Menos aislamiento, más ruido

Y luego está el ruido. El literal: las risas burbujeantes, el golpeteo de pequeños pies en el suelo, la sintonía de dibujos animados que se te queda en la cabeza. Para alguien que vive solo, ese paisaje sonoro puede ser casi una medicina. La soledad no siempre llega con drama; a veces se cuela en las tardes silenciosas y las noches vacías. El cuidado regular de los nietos interrumpe ese silencio.

El contacto social es un potente protector frente a la depresión y la mortalidad prematura en la vejez. Los abuelos que saben que verán a los niños cada semana son menos propensos a pasar días sin contacto humano o visual. Les abrazan, les llaman por su nombre, les piden que se unan a los juegos. No es solo bonito. Es prolongar la vida, en el sentido más práctico.

(Ítems del conjunto de datos)
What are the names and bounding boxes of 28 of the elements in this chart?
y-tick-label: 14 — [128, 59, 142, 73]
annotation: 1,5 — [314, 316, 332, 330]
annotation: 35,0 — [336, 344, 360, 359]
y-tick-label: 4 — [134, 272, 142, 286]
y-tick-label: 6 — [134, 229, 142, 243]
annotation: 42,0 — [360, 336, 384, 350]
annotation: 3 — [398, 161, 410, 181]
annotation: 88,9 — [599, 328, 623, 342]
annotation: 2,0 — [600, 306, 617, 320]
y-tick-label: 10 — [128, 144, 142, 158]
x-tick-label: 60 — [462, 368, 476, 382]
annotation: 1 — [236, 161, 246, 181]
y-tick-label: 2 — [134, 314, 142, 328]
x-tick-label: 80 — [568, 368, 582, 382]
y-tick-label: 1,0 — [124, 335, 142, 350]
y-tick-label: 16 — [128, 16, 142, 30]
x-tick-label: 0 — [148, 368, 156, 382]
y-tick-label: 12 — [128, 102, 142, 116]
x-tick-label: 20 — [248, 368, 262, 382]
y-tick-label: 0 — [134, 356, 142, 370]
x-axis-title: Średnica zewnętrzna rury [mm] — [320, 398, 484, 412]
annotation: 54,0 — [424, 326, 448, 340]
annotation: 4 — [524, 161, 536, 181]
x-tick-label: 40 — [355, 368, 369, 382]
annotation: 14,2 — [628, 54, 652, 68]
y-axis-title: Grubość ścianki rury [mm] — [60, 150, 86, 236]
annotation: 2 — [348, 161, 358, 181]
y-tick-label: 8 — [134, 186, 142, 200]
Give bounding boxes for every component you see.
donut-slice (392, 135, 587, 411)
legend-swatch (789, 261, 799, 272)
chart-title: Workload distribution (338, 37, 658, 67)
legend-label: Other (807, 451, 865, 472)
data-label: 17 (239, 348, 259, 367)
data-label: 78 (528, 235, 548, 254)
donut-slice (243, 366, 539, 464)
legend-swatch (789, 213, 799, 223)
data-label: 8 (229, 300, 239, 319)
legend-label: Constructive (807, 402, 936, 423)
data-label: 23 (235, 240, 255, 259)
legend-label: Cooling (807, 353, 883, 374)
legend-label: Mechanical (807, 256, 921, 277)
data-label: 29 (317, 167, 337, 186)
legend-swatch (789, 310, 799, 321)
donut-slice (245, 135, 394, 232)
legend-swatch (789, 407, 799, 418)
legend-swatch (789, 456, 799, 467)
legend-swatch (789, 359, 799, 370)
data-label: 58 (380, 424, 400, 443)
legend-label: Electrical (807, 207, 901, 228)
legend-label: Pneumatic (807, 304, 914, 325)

#### [Orden de trabajo A]
Responde a estas preguntas sobre el fragmento acerca del cuidado de los nietos:
(i) ¿Qué sonidos concretos forman parte del ruido literal que menciona?
(ii) ¿Frente a qué es el contacto social un potente protector en la vejez?
(iii) ¿Qué son menos propensos a hacer los abuelos que saben que verán a los niños cada semana?
#### [Orden de trabajo B]
Explica, según el fragmento sobre el cuidado de los nietos, por qué el ruido de los niños puede ser casi una medicina para alguien que vive solo.
Los ítems provienen de una fuente distinta.

#### [Resultado A]
(i) Las risas burbujeantes, el golpeteo de pequeños pies en el suelo y la sintonía de dibujos animados que se queda en la cabeza.
(ii) Frente a la depresión y la mortalidad prematura.
(iii) Pasar días sin contacto humano o visual.

#### [Resultado B]
La soledad a veces se cuela en las tardes silenciosas y las noches vacías, y el cuidado regular de los nietos interrumpe ese silencio. Además, el contacto social protege frente a la depresión y la mortalidad prematura en la vejez.